WHAT YOU HAVE TO DO: Give every entry again, word for word.

(Data entries)
•••••
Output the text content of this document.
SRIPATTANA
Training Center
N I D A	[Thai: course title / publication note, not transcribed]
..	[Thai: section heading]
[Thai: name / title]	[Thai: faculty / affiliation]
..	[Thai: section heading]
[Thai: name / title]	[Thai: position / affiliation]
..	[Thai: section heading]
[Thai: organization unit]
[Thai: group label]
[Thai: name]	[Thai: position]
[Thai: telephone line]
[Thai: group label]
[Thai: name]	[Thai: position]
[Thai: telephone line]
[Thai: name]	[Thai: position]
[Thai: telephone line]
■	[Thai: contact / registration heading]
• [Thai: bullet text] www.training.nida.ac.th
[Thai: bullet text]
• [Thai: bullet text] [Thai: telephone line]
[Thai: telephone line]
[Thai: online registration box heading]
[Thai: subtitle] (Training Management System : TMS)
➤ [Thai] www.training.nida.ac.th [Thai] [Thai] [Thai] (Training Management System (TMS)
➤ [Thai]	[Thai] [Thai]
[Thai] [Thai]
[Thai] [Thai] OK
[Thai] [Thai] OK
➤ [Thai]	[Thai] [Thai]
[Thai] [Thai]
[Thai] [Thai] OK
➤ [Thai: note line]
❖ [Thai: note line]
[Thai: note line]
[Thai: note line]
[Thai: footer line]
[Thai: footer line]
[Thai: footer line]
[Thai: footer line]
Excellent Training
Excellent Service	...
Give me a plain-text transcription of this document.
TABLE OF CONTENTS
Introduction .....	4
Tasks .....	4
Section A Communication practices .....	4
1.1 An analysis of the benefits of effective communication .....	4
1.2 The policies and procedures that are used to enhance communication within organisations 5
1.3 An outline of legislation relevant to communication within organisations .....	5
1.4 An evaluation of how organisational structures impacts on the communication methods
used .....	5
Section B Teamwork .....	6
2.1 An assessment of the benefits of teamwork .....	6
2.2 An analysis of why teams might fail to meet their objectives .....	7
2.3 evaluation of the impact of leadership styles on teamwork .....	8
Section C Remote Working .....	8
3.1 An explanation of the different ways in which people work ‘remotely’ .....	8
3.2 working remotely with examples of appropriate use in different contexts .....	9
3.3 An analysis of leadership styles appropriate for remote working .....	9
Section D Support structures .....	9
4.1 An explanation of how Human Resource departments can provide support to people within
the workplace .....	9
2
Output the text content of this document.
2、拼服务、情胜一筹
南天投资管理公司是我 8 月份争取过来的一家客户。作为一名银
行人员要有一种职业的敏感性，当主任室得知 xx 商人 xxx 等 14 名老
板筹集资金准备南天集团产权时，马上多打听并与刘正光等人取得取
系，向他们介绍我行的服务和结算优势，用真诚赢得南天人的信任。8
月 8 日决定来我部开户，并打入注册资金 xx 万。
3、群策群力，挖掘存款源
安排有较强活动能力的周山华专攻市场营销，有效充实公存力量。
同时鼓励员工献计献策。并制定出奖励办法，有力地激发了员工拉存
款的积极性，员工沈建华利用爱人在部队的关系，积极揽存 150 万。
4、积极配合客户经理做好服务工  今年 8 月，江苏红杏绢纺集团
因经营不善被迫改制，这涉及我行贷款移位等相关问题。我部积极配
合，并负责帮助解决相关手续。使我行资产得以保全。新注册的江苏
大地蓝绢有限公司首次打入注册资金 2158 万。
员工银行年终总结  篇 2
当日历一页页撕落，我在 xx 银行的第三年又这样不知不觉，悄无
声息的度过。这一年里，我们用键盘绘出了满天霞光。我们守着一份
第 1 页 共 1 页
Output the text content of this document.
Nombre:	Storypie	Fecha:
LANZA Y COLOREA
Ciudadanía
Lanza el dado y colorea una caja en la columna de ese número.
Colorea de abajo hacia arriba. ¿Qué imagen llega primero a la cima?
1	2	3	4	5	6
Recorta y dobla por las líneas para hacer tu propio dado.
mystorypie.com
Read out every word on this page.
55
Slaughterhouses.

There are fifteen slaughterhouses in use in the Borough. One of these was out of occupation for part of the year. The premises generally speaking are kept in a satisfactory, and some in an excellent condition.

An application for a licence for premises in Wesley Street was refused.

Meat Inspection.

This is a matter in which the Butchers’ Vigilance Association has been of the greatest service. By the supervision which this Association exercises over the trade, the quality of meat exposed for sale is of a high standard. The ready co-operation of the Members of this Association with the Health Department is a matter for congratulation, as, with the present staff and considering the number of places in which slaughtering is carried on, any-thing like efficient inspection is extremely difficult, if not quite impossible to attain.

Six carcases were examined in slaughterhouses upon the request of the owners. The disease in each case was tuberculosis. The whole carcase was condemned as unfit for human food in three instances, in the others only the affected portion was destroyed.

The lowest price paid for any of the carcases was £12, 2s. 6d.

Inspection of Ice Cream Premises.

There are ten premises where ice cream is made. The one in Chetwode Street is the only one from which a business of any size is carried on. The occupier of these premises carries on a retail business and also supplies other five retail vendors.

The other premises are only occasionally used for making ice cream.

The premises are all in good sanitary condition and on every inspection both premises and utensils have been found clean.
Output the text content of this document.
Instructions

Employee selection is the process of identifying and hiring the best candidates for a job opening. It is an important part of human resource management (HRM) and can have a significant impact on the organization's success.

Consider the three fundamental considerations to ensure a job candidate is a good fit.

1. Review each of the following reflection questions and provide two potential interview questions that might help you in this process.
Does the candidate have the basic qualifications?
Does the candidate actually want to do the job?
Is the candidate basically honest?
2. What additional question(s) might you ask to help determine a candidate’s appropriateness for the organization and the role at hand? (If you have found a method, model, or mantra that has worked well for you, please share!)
•••••
THE SOLUTION:
Output the text content of this document.
SRIPATTANA
Training Center
N I D A	[Thai: course title / publication note, not transcribed]
..	[Thai: section heading]
[Thai: name / title]	[Thai: faculty / affiliation]
..	[Thai: section heading]
[Thai: name / title]	[Thai: position / affiliation]
..	[Thai: section heading]
[Thai: organization unit]
[Thai: group label]
[Thai: name]	[Thai: position]
[Thai: telephone line]
[Thai: group label]
[Thai: name]	[Thai: position]
[Thai: telephone line]
[Thai: name]	[Thai: position]
[Thai: telephone line]
■	[Thai: contact / registration heading]
• [Thai: bullet text] www.training.nida.ac.th
[Thai: bullet text]
• [Thai: bullet text] [Thai: telephone line]
[Thai: telephone line]
[Thai: online registration box heading]
[Thai: subtitle] (Training Management System : TMS)
➤ [Thai] www.training.nida.ac.th [Thai] [Thai] [Thai] (Training Management System (TMS)
➤ [Thai]	[Thai] [Thai]
[Thai] [Thai]
[Thai] [Thai] OK
[Thai] [Thai] OK
➤ [Thai]	[Thai] [Thai]
[Thai] [Thai]
[Thai] [Thai] OK
➤ [Thai: note line]
❖ [Thai: note line]
[Thai: note line]
[Thai: note line]
[Thai: footer line]
[Thai: footer line]
[Thai: footer line]
[Thai: footer line]
Excellent Training
Excellent Service	...
Give me a plain-text transcription of this document.
TABLE OF CONTENTS
Introduction .....	4
Tasks .....	4
Section A Communication practices .....	4
1.1 An analysis of the benefits of effective communication .....	4
1.2 The policies and procedures that are used to enhance communication within organisations 5
1.3 An outline of legislation relevant to communication within organisations .....	5
1.4 An evaluation of how organisational structures impacts on the communication methods
used .....	5
Section B Teamwork .....	6
2.1 An assessment of the benefits of teamwork .....	6
2.2 An analysis of why teams might fail to meet their objectives .....	7
2.3 evaluation of the impact of leadership styles on teamwork .....	8
Section C Remote Working .....	8
3.1 An explanation of the different ways in which people work ‘remotely’ .....	8
3.2 working remotely with examples of appropriate use in different contexts .....	9
3.3 An analysis of leadership styles appropriate for remote working .....	9
Section D Support structures .....	9
4.1 An explanation of how Human Resource departments can provide support to people within
the workplace .....	9
2
Output the text content of this document.
2、拼服务、情胜一筹
南天投资管理公司是我 8 月份争取过来的一家客户。作为一名银
行人员要有一种职业的敏感性，当主任室得知 xx 商人 xxx 等 14 名老
板筹集资金准备南天集团产权时，马上多打听并与刘正光等人取得取
系，向他们介绍我行的服务和结算优势，用真诚赢得南天人的信任。8
月 8 日决定来我部开户，并打入注册资金 xx 万。
3、群策群力，挖掘存款源
安排有较强活动能力的周山华专攻市场营销，有效充实公存力量。
同时鼓励员工献计献策。并制定出奖励办法，有力地激发了员工拉存
款的积极性，员工沈建华利用爱人在部队的关系，积极揽存 150 万。
4、积极配合客户经理做好服务工  今年 8 月，江苏红杏绢纺集团
因经营不善被迫改制，这涉及我行贷款移位等相关问题。我部积极配
合，并负责帮助解决相关手续。使我行资产得以保全。新注册的江苏
大地蓝绢有限公司首次打入注册资金 2158 万。
员工银行年终总结  篇 2
当日历一页页撕落，我在 xx 银行的第三年又这样不知不觉，悄无
声息的度过。这一年里，我们用键盘绘出了满天霞光。我们守着一份
第 1 页 共 1 页
Output the text content of this document.
Nombre:	Storypie	Fecha:
LANZA Y COLOREA
Ciudadanía
Lanza el dado y colorea una caja en la columna de ese número.
Colorea de abajo hacia arriba. ¿Qué imagen llega primero a la cima?
1	2	3	4	5	6
Recorta y dobla por las líneas para hacer tu propio dado.
mystorypie.com
Read out every word on this page.
55
Slaughterhouses.

There are fifteen slaughterhouses in use in the Borough. One of these was out of occupation for part of the year. The premises generally speaking are kept in a satisfactory, and some in an excellent condition.

An application for a licence for premises in Wesley Street was refused.

Meat Inspection.

This is a matter in which the Butchers’ Vigilance Association has been of the greatest service. By the supervision which this Association exercises over the trade, the quality of meat exposed for sale is of a high standard. The ready co-operation of the Members of this Association with the Health Department is a matter for congratulation, as, with the present staff and considering the number of places in which slaughtering is carried on, any-thing like efficient inspection is extremely difficult, if not quite impossible to attain.

Six carcases were examined in slaughterhouses upon the request of the owners. The disease in each case was tuberculosis. The whole carcase was condemned as unfit for human food in three instances, in the others only the affected portion was destroyed.

The lowest price paid for any of the carcases was £12, 2s. 6d.

Inspection of Ice Cream Premises.

There are ten premises where ice cream is made. The one in Chetwode Street is the only one from which a business of any size is carried on. The occupier of these premises carries on a retail business and also supplies other five retail vendors.

The other premises are only occasionally used for making ice cream.

The premises are all in good sanitary condition and on every inspection both premises and utensils have been found clean.
Output the text content of this document.
Instructions

Employee selection is the process of identifying and hiring the best candidates for a job opening. It is an important part of human resource management (HRM) and can have a significant impact on the organization's success.

Consider the three fundamental considerations to ensure a job candidate is a good fit.

1. Review each of the following reflection questions and provide two potential interview questions that might help you in this process.
Does the candidate have the basic qualifications?
Does the candidate actually want to do the job?
Is the candidate basically honest?
2. What additional question(s) might you ask to help determine a candidate’s appropriateness for the organization and the role at hand? (If you have found a method, model, or mantra that has worked well for you, please share!)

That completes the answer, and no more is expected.